**Goal of the exercise:** Search the listing below for "color". Copy each matching line.

= = =

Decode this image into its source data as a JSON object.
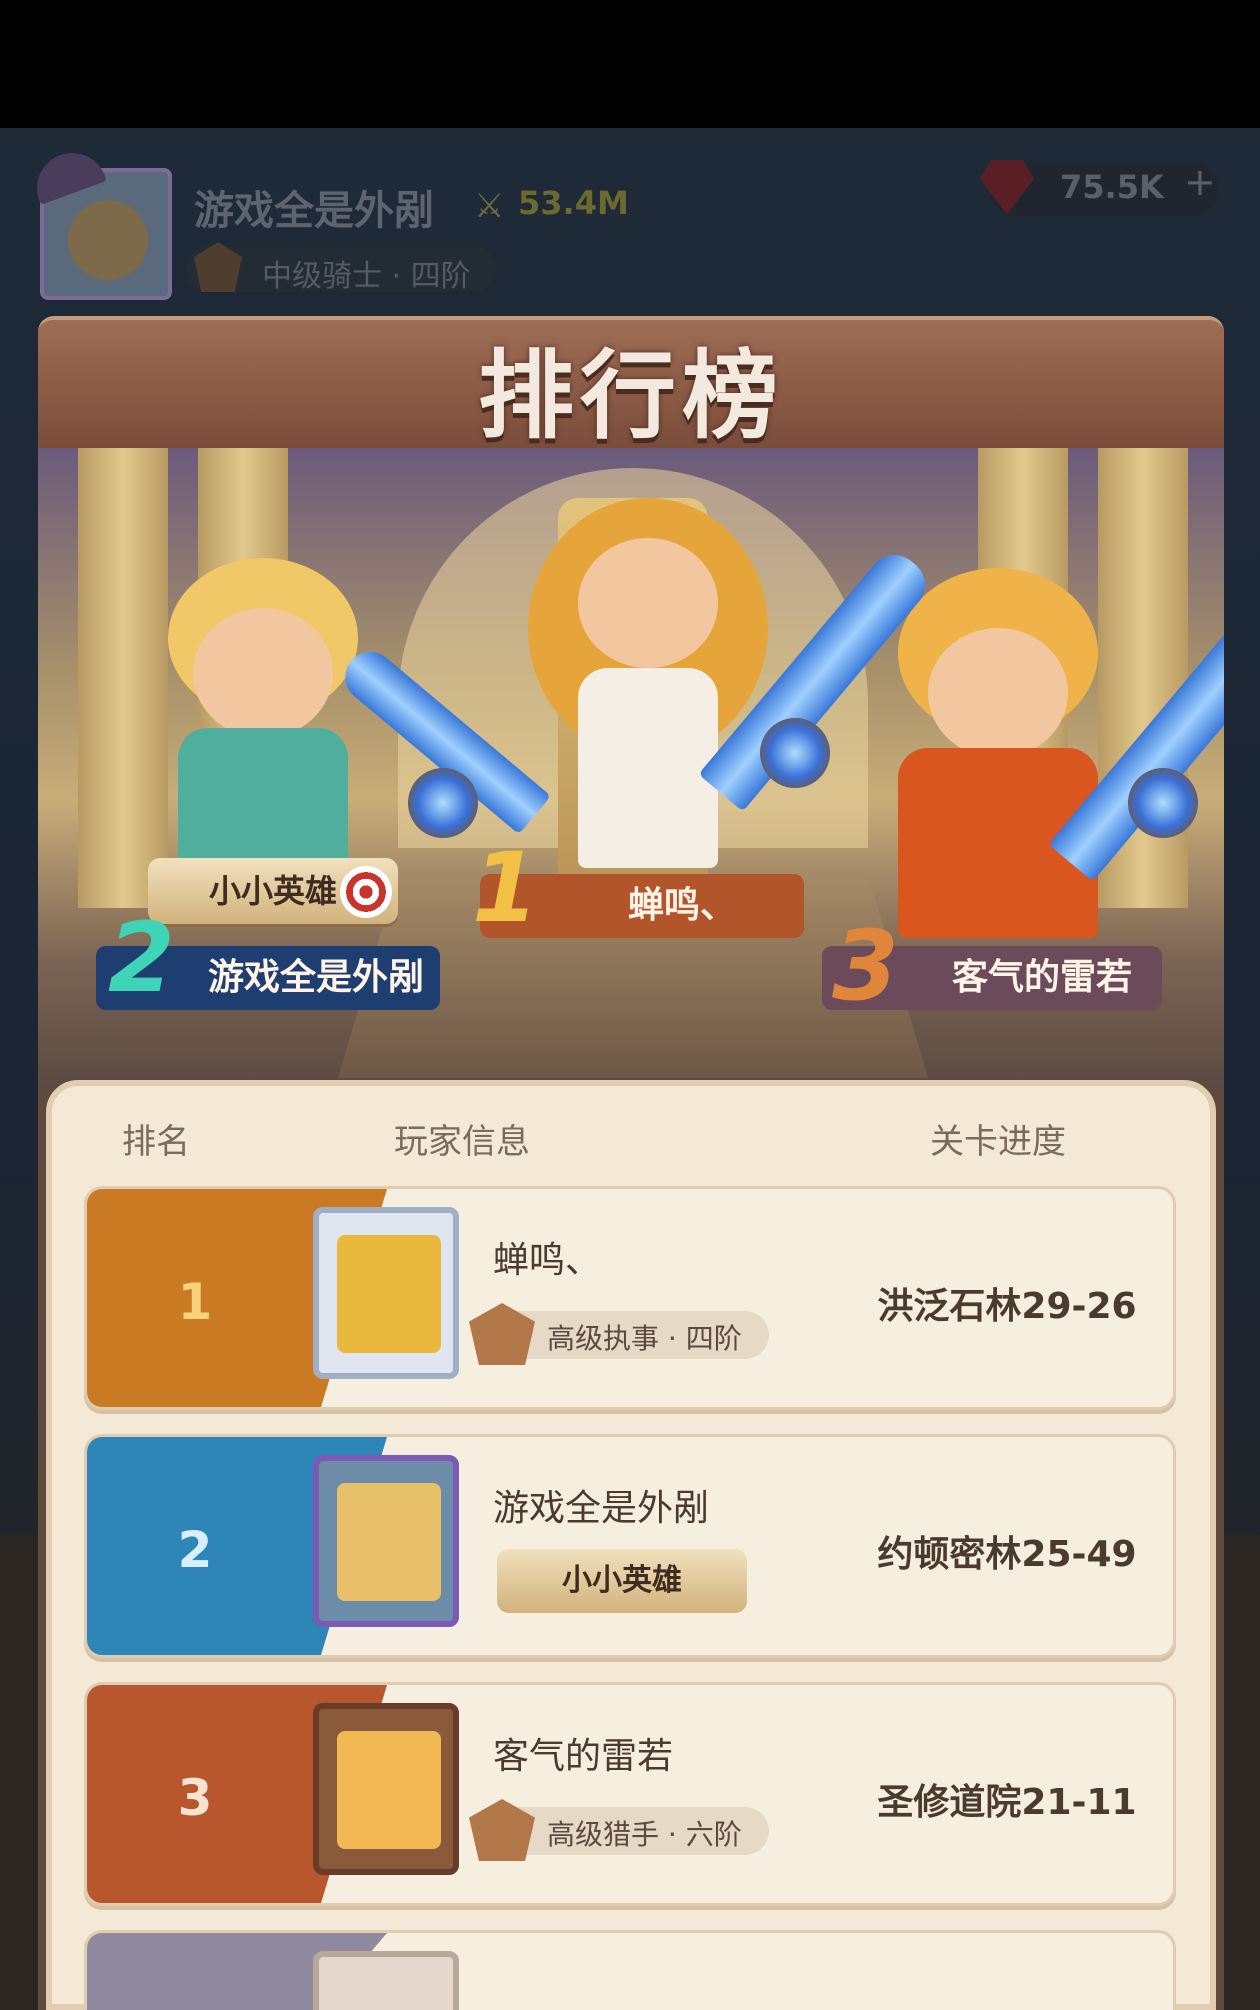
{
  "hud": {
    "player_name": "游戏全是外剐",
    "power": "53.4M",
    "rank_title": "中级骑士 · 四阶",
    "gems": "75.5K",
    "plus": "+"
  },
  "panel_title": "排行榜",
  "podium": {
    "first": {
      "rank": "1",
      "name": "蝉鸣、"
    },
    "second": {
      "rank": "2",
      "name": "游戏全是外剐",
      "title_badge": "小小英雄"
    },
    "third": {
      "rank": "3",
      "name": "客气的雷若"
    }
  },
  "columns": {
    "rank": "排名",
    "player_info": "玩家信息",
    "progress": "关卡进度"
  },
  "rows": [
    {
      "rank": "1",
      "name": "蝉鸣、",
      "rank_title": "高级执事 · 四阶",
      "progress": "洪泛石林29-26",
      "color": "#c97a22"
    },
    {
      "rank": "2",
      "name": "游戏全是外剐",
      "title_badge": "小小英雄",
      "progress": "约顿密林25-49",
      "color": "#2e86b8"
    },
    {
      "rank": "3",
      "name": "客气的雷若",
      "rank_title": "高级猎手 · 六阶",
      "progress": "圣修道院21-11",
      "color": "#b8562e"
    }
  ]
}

= = =

**Finished task:**
      "color": "#c97a22"
      "color": "#2e86b8"
      "color": "#b8562e"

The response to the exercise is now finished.